> **What to work on**:
Return every line of the data below that includes the string "Daily".

[Dataset items]
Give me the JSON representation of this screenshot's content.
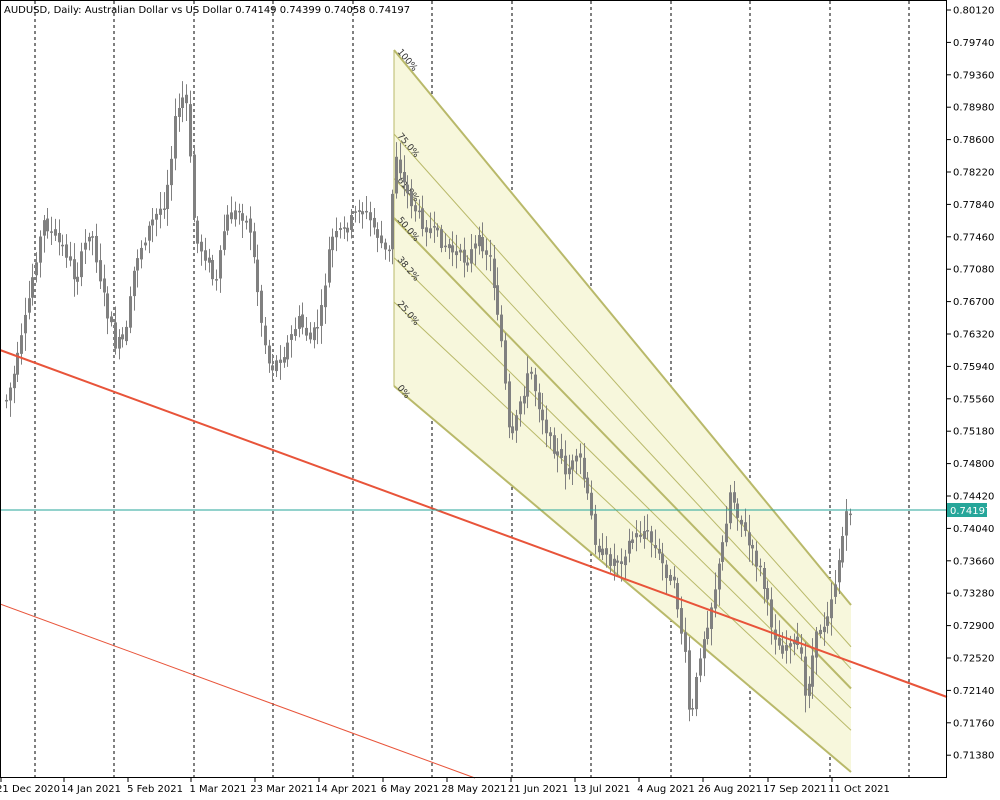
{
  "chart_data": {
    "type": "candlestick",
    "symbol": "AUDUSD",
    "timeframe": "Daily",
    "description": "Australian Dollar vs US Dollar",
    "title": "AUDUSD, Daily:  Australian Dollar vs US Dollar  0.74149 0.74399 0.74058 0.74197",
    "last_ohlc": {
      "open": "0.74149",
      "high": "0.74399",
      "low": "0.74058",
      "close": "0.74197"
    },
    "current_price": "0.74197",
    "ylim": [
      0.7103,
      0.8024
    ],
    "y_ticks": [
      "0.80120",
      "0.79740",
      "0.79360",
      "0.78980",
      "0.78600",
      "0.78220",
      "0.77840",
      "0.77460",
      "0.77080",
      "0.76700",
      "0.76320",
      "0.75940",
      "0.75560",
      "0.75180",
      "0.74800",
      "0.74420",
      "0.74040",
      "0.73660",
      "0.73280",
      "0.72900",
      "0.72520",
      "0.72140",
      "0.71760",
      "0.71380"
    ],
    "x_ticks": [
      "21 Dec 2020",
      "14 Jan 2021",
      "5 Feb 2021",
      "1 Mar 2021",
      "23 Mar 2021",
      "14 Apr 2021",
      "6 May 2021",
      "28 May 2021",
      "21 Jun 2021",
      "13 Jul 2021",
      "4 Aug 2021",
      "26 Aug 2021",
      "17 Sep 2021",
      "11 Oct 2021"
    ],
    "fib_labels": [
      "100%",
      "75.0%",
      "61.8%",
      "50.0%",
      "38.2%",
      "25.0%",
      "0%"
    ],
    "grid": "vertical dotted",
    "colors": {
      "candle": "#808080",
      "trendline": "#e8543a",
      "channel": "#b9b96a",
      "fill": "#f7f7dc",
      "price_line": "#26a69a",
      "badge": "#26a69a"
    }
  }
}
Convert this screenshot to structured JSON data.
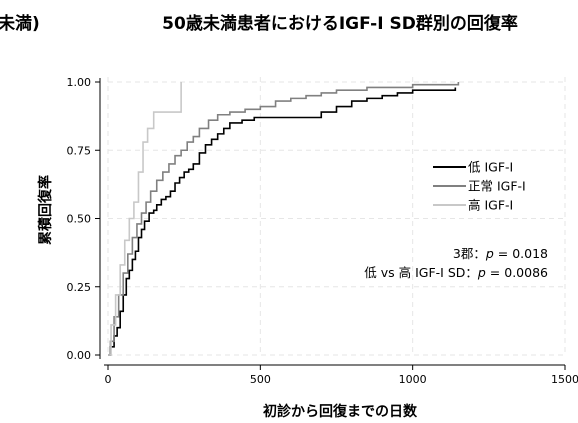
{
  "chart_data": {
    "type": "line",
    "step": true,
    "title": "50歳未満患者におけるIGF-I SD群別の回復率",
    "left_title_fragment": "未満)",
    "xlabel": "初診から回復までの日数",
    "ylabel": "累積回復率",
    "xlim": [
      0,
      1500
    ],
    "ylim": [
      0,
      1.0
    ],
    "x_ticks": [
      0,
      500,
      1000,
      1500
    ],
    "x_tick_labels": [
      "0",
      "500",
      "1000",
      "1500"
    ],
    "y_ticks": [
      0,
      0.25,
      0.5,
      0.75,
      1.0
    ],
    "y_tick_labels": [
      "0.00",
      "0.25",
      "0.50",
      "0.75",
      "1.00"
    ],
    "grid": true,
    "legend_position": "right-middle",
    "series": [
      {
        "name": "低 IGF-I",
        "color": "#000000",
        "x": [
          0,
          8,
          20,
          30,
          40,
          50,
          60,
          70,
          80,
          90,
          100,
          110,
          120,
          135,
          150,
          160,
          175,
          190,
          205,
          220,
          235,
          250,
          265,
          280,
          300,
          320,
          340,
          360,
          380,
          400,
          440,
          480,
          520,
          560,
          600,
          650,
          700,
          750,
          800,
          850,
          900,
          950,
          1000,
          1050,
          1100,
          1140
        ],
        "y": [
          0,
          0.03,
          0.07,
          0.1,
          0.16,
          0.22,
          0.28,
          0.31,
          0.35,
          0.38,
          0.43,
          0.46,
          0.49,
          0.52,
          0.53,
          0.55,
          0.57,
          0.58,
          0.6,
          0.63,
          0.65,
          0.67,
          0.68,
          0.7,
          0.74,
          0.77,
          0.79,
          0.81,
          0.83,
          0.85,
          0.86,
          0.87,
          0.87,
          0.87,
          0.87,
          0.87,
          0.89,
          0.91,
          0.93,
          0.94,
          0.95,
          0.96,
          0.97,
          0.97,
          0.97,
          0.98
        ]
      },
      {
        "name": "正常 IGF-I",
        "color": "#808080",
        "x": [
          0,
          8,
          20,
          35,
          50,
          65,
          80,
          95,
          110,
          125,
          140,
          160,
          180,
          200,
          220,
          240,
          260,
          280,
          300,
          330,
          360,
          400,
          450,
          500,
          550,
          600,
          650,
          700,
          750,
          800,
          850,
          900,
          950,
          1000,
          1100,
          1150
        ],
        "y": [
          0,
          0.05,
          0.14,
          0.22,
          0.3,
          0.37,
          0.43,
          0.48,
          0.52,
          0.56,
          0.6,
          0.64,
          0.67,
          0.7,
          0.73,
          0.75,
          0.78,
          0.8,
          0.83,
          0.86,
          0.88,
          0.89,
          0.9,
          0.91,
          0.93,
          0.94,
          0.95,
          0.96,
          0.97,
          0.97,
          0.98,
          0.98,
          0.98,
          0.99,
          0.99,
          1.0
        ]
      },
      {
        "name": "高 IGF-I",
        "color": "#c8c8c8",
        "x": [
          0,
          10,
          25,
          40,
          55,
          70,
          85,
          100,
          115,
          130,
          150,
          180,
          210,
          240
        ],
        "y": [
          0,
          0.11,
          0.22,
          0.33,
          0.42,
          0.5,
          0.56,
          0.67,
          0.78,
          0.83,
          0.89,
          0.89,
          0.89,
          1.0
        ]
      }
    ],
    "annotations": [
      {
        "prefix": "3郡：",
        "p_label": "p",
        "value": " = 0.018"
      },
      {
        "prefix": "低 vs 高 IGF-I SD：",
        "p_label": "p",
        "value": " = 0.0086"
      }
    ]
  }
}
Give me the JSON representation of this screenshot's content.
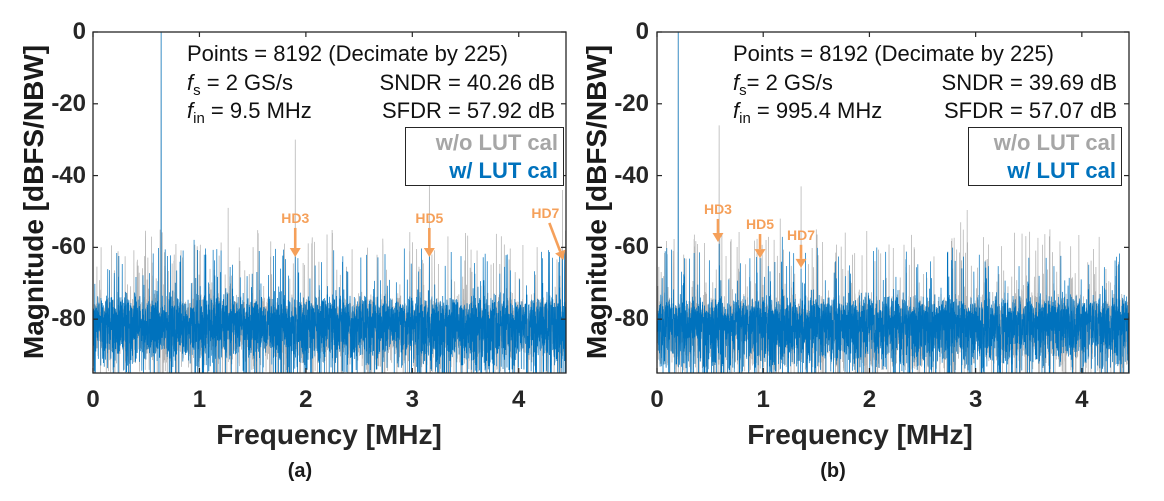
{
  "chart_data": [
    {
      "type": "line",
      "panel_label": "(a)",
      "title": "",
      "xlabel": "Frequency [MHz]",
      "ylabel": "Magnitude [dBFS/NBW]",
      "xlim": [
        0,
        4.444
      ],
      "ylim": [
        -95,
        0
      ],
      "grid": false,
      "fft_bins": 4096,
      "xticks": [
        0,
        1,
        2,
        3,
        4
      ],
      "xtick_labels": [
        "0",
        "1",
        "2",
        "3",
        "4"
      ],
      "yticks": [
        0,
        -20,
        -40,
        -60,
        -80
      ],
      "ytick_labels": [
        "0",
        "-20",
        "-40",
        "-60",
        "-80"
      ],
      "info_text": {
        "points": "Points = 8192 (Decimate by 225)",
        "fs_symbol": "f",
        "fs_sub": "s",
        "fs_rest": " = 2 GS/s",
        "fin_symbol": "f",
        "fin_sub": "in",
        "fin_rest": " = 9.5 MHz",
        "sndr": "SNDR = 40.26 dB",
        "sfdr": "SFDR = 57.92 dB"
      },
      "legend": {
        "placement": "top-right",
        "entries": [
          {
            "label": "w/o LUT cal",
            "color": "#A6A6A6"
          },
          {
            "label": "w/ LUT cal",
            "color": "#0072BD"
          }
        ]
      },
      "series": [
        {
          "name": "w/o LUT cal",
          "color": "#B3B3B3",
          "noise_floor_db": -80,
          "spur_density": 0.035,
          "spur_range_db": [
            -72,
            -55
          ],
          "fundamental": {
            "freq_mhz": 0.64,
            "db": 0
          },
          "spurs": [
            {
              "freq_mhz": 0.55,
              "db": -57
            },
            {
              "freq_mhz": 1.27,
              "db": -49
            },
            {
              "freq_mhz": 1.9,
              "db": -30
            },
            {
              "freq_mhz": 2.25,
              "db": -56
            },
            {
              "freq_mhz": 3.16,
              "db": -40
            },
            {
              "freq_mhz": 3.5,
              "db": -56
            },
            {
              "freq_mhz": 4.41,
              "db": -44
            }
          ]
        },
        {
          "name": "w/ LUT cal",
          "color": "#0072BD",
          "noise_floor_db": -80,
          "spur_density": 0.03,
          "spur_range_db": [
            -72,
            -60
          ],
          "fundamental": {
            "freq_mhz": 0.64,
            "db": 0
          },
          "spurs": [
            {
              "freq_mhz": 0.95,
              "db": -57.92
            },
            {
              "freq_mhz": 1.9,
              "db": -62
            },
            {
              "freq_mhz": 3.16,
              "db": -62
            },
            {
              "freq_mhz": 4.41,
              "db": -63
            }
          ]
        }
      ],
      "annotations": [
        {
          "label": "HD3",
          "color": "#F5A05A",
          "label_freq_mhz": 1.9,
          "label_db": -51.8,
          "tip_freq_mhz": 1.9,
          "tip_db": -62.7
        },
        {
          "label": "HD5",
          "color": "#F5A05A",
          "label_freq_mhz": 3.16,
          "label_db": -51.8,
          "tip_freq_mhz": 3.16,
          "tip_db": -62.7
        },
        {
          "label": "HD7",
          "color": "#F5A05A",
          "label_freq_mhz": 4.25,
          "label_db": -50.4,
          "tip_freq_mhz": 4.42,
          "tip_db": -63.5
        }
      ]
    },
    {
      "type": "line",
      "panel_label": "(b)",
      "title": "",
      "xlabel": "Frequency [MHz]",
      "ylabel": "Magnitude [dBFS/NBW]",
      "xlim": [
        0,
        4.444
      ],
      "ylim": [
        -95,
        0
      ],
      "grid": false,
      "fft_bins": 4096,
      "xticks": [
        0,
        1,
        2,
        3,
        4
      ],
      "xtick_labels": [
        "0",
        "1",
        "2",
        "3",
        "4"
      ],
      "yticks": [
        0,
        -20,
        -40,
        -60,
        -80
      ],
      "ytick_labels": [
        "0",
        "-20",
        "-40",
        "-60",
        "-80"
      ],
      "info_text": {
        "points": "Points = 8192 (Decimate by 225)",
        "fs_symbol": "f",
        "fs_sub": "s",
        "fs_rest": "= 2 GS/s",
        "fin_symbol": "f",
        "fin_sub": "in",
        "fin_rest": " = 995.4 MHz",
        "sndr": "SNDR = 39.69 dB",
        "sfdr": "SFDR = 57.07 dB"
      },
      "legend": {
        "placement": "top-right",
        "entries": [
          {
            "label": "w/o LUT cal",
            "color": "#A6A6A6"
          },
          {
            "label": "w/ LUT cal",
            "color": "#0072BD"
          }
        ]
      },
      "series": [
        {
          "name": "w/o LUT cal",
          "color": "#B3B3B3",
          "noise_floor_db": -80,
          "spur_density": 0.035,
          "spur_range_db": [
            -72,
            -55
          ],
          "fundamental": {
            "freq_mhz": 0.2,
            "db": 0
          },
          "spurs": [
            {
              "freq_mhz": 0.585,
              "db": -26
            },
            {
              "freq_mhz": 1.16,
              "db": -52
            },
            {
              "freq_mhz": 1.356,
              "db": -43
            },
            {
              "freq_mhz": 1.5,
              "db": -55
            },
            {
              "freq_mhz": 2.86,
              "db": -53
            },
            {
              "freq_mhz": 2.92,
              "db": -49.6
            },
            {
              "freq_mhz": 3.7,
              "db": -55
            }
          ]
        },
        {
          "name": "w/ LUT cal",
          "color": "#0072BD",
          "noise_floor_db": -80,
          "spur_density": 0.03,
          "spur_range_db": [
            -72,
            -60
          ],
          "fundamental": {
            "freq_mhz": 0.2,
            "db": 0
          },
          "spurs": [
            {
              "freq_mhz": 0.585,
              "db": -59
            },
            {
              "freq_mhz": 0.97,
              "db": -62
            },
            {
              "freq_mhz": 1.18,
              "db": -57.07
            },
            {
              "freq_mhz": 1.356,
              "db": -66
            }
          ]
        }
      ],
      "annotations": [
        {
          "label": "HD3",
          "color": "#F5A05A",
          "label_freq_mhz": 0.574,
          "label_db": -49.3,
          "tip_freq_mhz": 0.574,
          "tip_db": -58.5
        },
        {
          "label": "HD5",
          "color": "#F5A05A",
          "label_freq_mhz": 0.97,
          "label_db": -53.5,
          "tip_freq_mhz": 0.97,
          "tip_db": -63
        },
        {
          "label": "HD7",
          "color": "#F5A05A",
          "label_freq_mhz": 1.356,
          "label_db": -56.5,
          "tip_freq_mhz": 1.356,
          "tip_db": -65.7
        }
      ]
    }
  ]
}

> **Response to the exercise**:
    "timeframe": "Daily",
    "title": "AUDUSD, Daily:  Australian Dollar vs US Dollar  0.74149 0.74399 0.74058 0.74197",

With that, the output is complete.